§ **Information supplied**
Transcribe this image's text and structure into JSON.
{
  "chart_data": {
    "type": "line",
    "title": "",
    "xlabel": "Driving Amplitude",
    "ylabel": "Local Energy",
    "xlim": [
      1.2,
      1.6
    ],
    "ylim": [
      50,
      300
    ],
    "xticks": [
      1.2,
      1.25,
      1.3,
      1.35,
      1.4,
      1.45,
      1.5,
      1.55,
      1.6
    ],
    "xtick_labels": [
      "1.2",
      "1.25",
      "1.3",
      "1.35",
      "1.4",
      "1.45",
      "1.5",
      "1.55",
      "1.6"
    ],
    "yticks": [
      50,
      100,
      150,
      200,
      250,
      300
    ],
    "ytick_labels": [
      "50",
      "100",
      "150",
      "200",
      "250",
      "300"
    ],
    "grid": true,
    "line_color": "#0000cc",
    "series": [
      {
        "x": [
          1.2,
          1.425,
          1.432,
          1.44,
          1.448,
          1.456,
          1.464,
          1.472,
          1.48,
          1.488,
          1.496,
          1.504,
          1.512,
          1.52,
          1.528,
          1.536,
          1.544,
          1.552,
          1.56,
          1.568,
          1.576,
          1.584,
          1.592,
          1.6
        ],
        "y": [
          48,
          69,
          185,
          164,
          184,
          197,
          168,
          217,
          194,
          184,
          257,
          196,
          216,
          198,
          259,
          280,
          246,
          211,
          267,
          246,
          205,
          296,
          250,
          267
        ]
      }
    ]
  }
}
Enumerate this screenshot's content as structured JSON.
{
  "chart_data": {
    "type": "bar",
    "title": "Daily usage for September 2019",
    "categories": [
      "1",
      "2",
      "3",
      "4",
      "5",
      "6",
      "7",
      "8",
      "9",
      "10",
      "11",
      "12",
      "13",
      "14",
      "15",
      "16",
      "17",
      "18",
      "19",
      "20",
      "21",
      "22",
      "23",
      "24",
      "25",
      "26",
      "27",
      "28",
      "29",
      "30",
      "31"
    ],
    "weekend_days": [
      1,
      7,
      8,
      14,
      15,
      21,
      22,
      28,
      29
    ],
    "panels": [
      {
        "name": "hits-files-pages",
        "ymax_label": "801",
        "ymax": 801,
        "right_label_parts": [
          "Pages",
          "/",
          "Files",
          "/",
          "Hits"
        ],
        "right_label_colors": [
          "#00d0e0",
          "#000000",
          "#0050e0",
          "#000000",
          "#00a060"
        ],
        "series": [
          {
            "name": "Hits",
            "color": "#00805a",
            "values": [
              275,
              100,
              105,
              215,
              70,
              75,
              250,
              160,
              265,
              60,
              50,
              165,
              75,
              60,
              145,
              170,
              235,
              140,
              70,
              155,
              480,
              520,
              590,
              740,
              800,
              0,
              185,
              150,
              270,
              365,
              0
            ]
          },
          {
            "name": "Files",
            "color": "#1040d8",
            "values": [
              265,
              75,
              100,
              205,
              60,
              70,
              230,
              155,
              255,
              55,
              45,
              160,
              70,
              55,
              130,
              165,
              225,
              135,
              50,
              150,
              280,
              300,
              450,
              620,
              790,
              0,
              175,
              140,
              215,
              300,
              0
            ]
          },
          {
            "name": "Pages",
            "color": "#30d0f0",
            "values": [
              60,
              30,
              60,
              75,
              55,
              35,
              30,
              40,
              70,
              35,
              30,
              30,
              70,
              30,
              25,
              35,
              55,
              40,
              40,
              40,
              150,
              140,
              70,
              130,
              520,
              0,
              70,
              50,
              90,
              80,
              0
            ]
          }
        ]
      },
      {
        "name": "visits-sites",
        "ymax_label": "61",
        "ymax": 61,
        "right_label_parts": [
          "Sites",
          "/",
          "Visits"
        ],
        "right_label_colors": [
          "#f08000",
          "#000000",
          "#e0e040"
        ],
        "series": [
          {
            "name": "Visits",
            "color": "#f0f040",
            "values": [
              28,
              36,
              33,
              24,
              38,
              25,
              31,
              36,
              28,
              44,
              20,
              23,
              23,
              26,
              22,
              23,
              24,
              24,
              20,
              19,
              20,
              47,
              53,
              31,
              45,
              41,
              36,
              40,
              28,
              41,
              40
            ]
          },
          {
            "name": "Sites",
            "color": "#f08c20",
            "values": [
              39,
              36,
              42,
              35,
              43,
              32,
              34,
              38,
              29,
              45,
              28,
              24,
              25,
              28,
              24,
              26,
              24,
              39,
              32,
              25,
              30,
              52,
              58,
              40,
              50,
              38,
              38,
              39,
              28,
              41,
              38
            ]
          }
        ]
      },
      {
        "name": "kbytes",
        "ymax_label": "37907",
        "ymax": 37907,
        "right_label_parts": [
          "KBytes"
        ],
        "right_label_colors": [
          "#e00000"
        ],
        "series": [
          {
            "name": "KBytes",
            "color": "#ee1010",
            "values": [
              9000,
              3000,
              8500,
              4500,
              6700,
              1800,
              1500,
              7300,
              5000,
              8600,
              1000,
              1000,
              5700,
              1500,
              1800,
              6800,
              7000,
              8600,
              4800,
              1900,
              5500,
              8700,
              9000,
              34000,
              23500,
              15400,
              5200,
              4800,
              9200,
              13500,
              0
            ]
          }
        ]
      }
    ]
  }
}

§ **Problem to work on**
Your task is to print the whole listing again exactly.

§ **Correct answer**
Transcribe this image's text and structure into JSON.
{
  "chart_data": {
    "type": "line",
    "title": "",
    "xlabel": "Driving Amplitude",
    "ylabel": "Local Energy",
    "xlim": [
      1.2,
      1.6
    ],
    "ylim": [
      50,
      300
    ],
    "xticks": [
      1.2,
      1.25,
      1.3,
      1.35,
      1.4,
      1.45,
      1.5,
      1.55,
      1.6
    ],
    "xtick_labels": [
      "1.2",
      "1.25",
      "1.3",
      "1.35",
      "1.4",
      "1.45",
      "1.5",
      "1.55",
      "1.6"
    ],
    "yticks": [
      50,
      100,
      150,
      200,
      250,
      300
    ],
    "ytick_labels": [
      "50",
      "100",
      "150",
      "200",
      "250",
      "300"
    ],
    "grid": true,
    "line_color": "#0000cc",
    "series": [
      {
        "x": [
          1.2,
          1.425,
          1.432,
          1.44,
          1.448,
          1.456,
          1.464,
          1.472,
          1.48,
          1.488,
          1.496,
          1.504,
          1.512,
          1.52,
          1.528,
          1.536,
          1.544,
          1.552,
          1.56,
          1.568,
          1.576,
          1.584,
          1.592,
          1.6
        ],
        "y": [
          48,
          69,
          185,
          164,
          184,
          197,
          168,
          217,
          194,
          184,
          257,
          196,
          216,
          198,
          259,
          280,
          246,
          211,
          267,
          246,
          205,
          296,
          250,
          267
        ]
      }
    ]
  }
}
Enumerate this screenshot's content as structured JSON.
{
  "chart_data": {
    "type": "bar",
    "title": "Daily usage for September 2019",
    "categories": [
      "1",
      "2",
      "3",
      "4",
      "5",
      "6",
      "7",
      "8",
      "9",
      "10",
      "11",
      "12",
      "13",
      "14",
      "15",
      "16",
      "17",
      "18",
      "19",
      "20",
      "21",
      "22",
      "23",
      "24",
      "25",
      "26",
      "27",
      "28",
      "29",
      "30",
      "31"
    ],
    "weekend_days": [
      1,
      7,
      8,
      14,
      15,
      21,
      22,
      28,
      29
    ],
    "panels": [
      {
        "name": "hits-files-pages",
        "ymax_label": "801",
        "ymax": 801,
        "right_label_parts": [
          "Pages",
          "/",
          "Files",
          "/",
          "Hits"
        ],
        "right_label_colors": [
          "#00d0e0",
          "#000000",
          "#0050e0",
          "#000000",
          "#00a060"
        ],
        "series": [
          {
            "name": "Hits",
            "color": "#00805a",
            "values": [
              275,
              100,
              105,
              215,
              70,
              75,
              250,
              160,
              265,
              60,
              50,
              165,
              75,
              60,
              145,
              170,
              235,
              140,
              70,
              155,
              480,
              520,
              590,
              740,
              800,
              0,
              185,
              150,
              270,
              365,
              0
            ]
          },
          {
            "name": "Files",
            "color": "#1040d8",
            "values": [
              265,
              75,
              100,
              205,
              60,
              70,
              230,
              155,
              255,
              55,
              45,
              160,
              70,
              55,
              130,
              165,
              225,
              135,
              50,
              150,
              280,
              300,
              450,
              620,
              790,
              0,
              175,
              140,
              215,
              300,
              0
            ]
          },
          {
            "name": "Pages",
            "color": "#30d0f0",
            "values": [
              60,
              30,
              60,
              75,
              55,
              35,
              30,
              40,
              70,
              35,
              30,
              30,
              70,
              30,
              25,
              35,
              55,
              40,
              40,
              40,
              150,
              140,
              70,
              130,
              520,
              0,
              70,
              50,
              90,
              80,
              0
            ]
          }
        ]
      },
      {
        "name": "visits-sites",
        "ymax_label": "61",
        "ymax": 61,
        "right_label_parts": [
          "Sites",
          "/",
          "Visits"
        ],
        "right_label_colors": [
          "#f08000",
          "#000000",
          "#e0e040"
        ],
        "series": [
          {
            "name": "Visits",
            "color": "#f0f040",
            "values": [
              28,
              36,
              33,
              24,
              38,
              25,
              31,
              36,
              28,
              44,
              20,
              23,
              23,
              26,
              22,
              23,
              24,
              24,
              20,
              19,
              20,
              47,
              53,
              31,
              45,
              41,
              36,
              40,
              28,
              41,
              40
            ]
          },
          {
            "name": "Sites",
            "color": "#f08c20",
            "values": [
              39,
              36,
              42,
              35,
              43,
              32,
              34,
              38,
              29,
              45,
              28,
              24,
              25,
              28,
              24,
              26,
              24,
              39,
              32,
              25,
              30,
              52,
              58,
              40,
              50,
              38,
              38,
              39,
              28,
              41,
              38
            ]
          }
        ]
      },
      {
        "name": "kbytes",
        "ymax_label": "37907",
        "ymax": 37907,
        "right_label_parts": [
          "KBytes"
        ],
        "right_label_colors": [
          "#e00000"
        ],
        "series": [
          {
            "name": "KBytes",
            "color": "#ee1010",
            "values": [
              9000,
              3000,
              8500,
              4500,
              6700,
              1800,
              1500,
              7300,
              5000,
              8600,
              1000,
              1000,
              5700,
              1500,
              1800,
              6800,
              7000,
              8600,
              4800,
              1900,
              5500,
              8700,
              9000,
              34000,
              23500,
              15400,
              5200,
              4800,
              9200,
              13500,
              0
            ]
          }
        ]
      }
    ]
  }
}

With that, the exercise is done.